* **Given data**:
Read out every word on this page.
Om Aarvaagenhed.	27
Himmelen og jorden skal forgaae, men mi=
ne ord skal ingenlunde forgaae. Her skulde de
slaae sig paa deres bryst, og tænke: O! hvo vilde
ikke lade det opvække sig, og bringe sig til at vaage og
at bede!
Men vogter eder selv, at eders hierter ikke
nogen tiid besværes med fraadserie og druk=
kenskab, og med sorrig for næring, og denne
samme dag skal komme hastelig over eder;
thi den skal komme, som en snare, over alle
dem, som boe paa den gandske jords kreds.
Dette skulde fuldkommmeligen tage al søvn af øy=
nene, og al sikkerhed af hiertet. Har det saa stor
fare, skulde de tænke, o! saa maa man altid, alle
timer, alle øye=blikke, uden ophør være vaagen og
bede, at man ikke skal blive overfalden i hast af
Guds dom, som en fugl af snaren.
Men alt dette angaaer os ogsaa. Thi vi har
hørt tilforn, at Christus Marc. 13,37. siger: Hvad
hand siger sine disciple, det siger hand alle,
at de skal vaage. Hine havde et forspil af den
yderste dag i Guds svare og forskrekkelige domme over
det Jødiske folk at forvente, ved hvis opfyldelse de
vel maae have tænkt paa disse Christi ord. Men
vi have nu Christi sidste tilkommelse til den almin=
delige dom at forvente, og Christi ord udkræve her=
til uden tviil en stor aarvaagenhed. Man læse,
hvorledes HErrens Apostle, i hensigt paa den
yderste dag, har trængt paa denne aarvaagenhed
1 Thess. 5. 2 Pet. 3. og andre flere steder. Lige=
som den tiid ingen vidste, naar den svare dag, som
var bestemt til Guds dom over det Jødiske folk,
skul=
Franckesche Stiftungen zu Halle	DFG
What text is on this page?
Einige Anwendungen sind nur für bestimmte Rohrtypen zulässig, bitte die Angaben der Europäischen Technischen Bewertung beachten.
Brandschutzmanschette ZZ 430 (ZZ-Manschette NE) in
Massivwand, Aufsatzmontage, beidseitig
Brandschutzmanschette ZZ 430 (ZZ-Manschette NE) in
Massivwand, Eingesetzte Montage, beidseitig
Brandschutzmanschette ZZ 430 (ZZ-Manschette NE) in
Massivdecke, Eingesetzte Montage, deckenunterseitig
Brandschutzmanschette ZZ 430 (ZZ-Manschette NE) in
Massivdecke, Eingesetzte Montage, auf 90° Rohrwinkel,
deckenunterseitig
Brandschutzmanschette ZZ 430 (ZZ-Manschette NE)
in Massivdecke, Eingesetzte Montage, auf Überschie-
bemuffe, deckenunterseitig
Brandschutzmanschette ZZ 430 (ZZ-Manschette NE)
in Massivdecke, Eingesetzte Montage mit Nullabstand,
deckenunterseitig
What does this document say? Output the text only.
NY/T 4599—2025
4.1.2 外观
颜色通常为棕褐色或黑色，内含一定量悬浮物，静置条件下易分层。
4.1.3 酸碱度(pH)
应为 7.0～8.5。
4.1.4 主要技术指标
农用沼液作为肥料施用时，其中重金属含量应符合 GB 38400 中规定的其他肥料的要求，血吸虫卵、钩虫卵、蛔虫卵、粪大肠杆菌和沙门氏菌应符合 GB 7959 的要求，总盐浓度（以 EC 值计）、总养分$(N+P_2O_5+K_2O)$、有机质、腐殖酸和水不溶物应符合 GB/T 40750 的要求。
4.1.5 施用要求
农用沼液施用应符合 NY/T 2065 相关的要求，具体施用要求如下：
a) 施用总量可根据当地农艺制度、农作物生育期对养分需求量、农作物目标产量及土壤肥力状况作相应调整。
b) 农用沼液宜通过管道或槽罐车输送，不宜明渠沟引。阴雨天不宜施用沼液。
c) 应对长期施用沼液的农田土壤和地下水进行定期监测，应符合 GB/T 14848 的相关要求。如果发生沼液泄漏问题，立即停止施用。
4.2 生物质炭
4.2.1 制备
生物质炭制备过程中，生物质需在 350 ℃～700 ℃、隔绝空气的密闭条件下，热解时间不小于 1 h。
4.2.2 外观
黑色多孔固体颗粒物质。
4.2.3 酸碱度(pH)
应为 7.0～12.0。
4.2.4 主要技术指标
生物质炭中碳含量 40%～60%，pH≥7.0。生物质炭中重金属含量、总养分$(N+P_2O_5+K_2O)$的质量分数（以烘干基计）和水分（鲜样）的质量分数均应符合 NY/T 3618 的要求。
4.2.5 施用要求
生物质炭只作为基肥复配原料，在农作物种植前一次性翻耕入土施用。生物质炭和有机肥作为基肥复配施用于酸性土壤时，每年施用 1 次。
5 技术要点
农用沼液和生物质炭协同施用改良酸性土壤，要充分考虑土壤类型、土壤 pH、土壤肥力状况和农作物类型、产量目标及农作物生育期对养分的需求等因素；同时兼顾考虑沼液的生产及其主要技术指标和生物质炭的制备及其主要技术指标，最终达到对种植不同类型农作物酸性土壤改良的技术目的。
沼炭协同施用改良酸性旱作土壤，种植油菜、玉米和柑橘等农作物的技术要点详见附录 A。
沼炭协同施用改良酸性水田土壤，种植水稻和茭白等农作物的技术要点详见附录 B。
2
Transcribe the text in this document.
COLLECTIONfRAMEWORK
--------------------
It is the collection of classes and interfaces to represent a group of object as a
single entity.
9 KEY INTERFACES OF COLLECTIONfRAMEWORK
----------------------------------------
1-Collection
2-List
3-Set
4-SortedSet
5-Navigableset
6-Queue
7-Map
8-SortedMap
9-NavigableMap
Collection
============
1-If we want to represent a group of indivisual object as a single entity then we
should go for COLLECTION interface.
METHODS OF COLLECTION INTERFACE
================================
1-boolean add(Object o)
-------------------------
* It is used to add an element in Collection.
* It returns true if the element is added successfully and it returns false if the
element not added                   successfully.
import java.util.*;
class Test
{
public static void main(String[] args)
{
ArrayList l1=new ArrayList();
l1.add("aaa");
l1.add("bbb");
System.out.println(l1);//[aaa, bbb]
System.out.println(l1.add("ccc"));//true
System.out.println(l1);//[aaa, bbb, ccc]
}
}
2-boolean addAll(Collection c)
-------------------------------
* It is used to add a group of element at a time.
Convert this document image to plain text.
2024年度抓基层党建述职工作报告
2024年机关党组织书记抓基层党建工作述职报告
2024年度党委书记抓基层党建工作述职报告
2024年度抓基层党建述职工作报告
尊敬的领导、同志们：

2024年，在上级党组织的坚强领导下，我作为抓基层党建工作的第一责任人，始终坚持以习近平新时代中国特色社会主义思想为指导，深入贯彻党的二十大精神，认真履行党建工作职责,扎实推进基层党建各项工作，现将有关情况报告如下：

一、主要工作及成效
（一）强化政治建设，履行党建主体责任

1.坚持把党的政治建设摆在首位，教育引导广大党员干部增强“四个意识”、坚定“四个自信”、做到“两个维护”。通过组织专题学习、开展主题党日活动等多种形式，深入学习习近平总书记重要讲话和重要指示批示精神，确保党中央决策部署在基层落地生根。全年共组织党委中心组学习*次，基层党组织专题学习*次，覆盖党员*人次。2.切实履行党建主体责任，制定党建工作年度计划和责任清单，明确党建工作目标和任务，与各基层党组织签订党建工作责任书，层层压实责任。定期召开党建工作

* **Job**: Search the data above for the string "svare" and return every line that has it.

* **Task solution**:
yderste dag i Guds svare og forskrekkelige domme over
som den tiid ingen vidste, naar den svare dag, som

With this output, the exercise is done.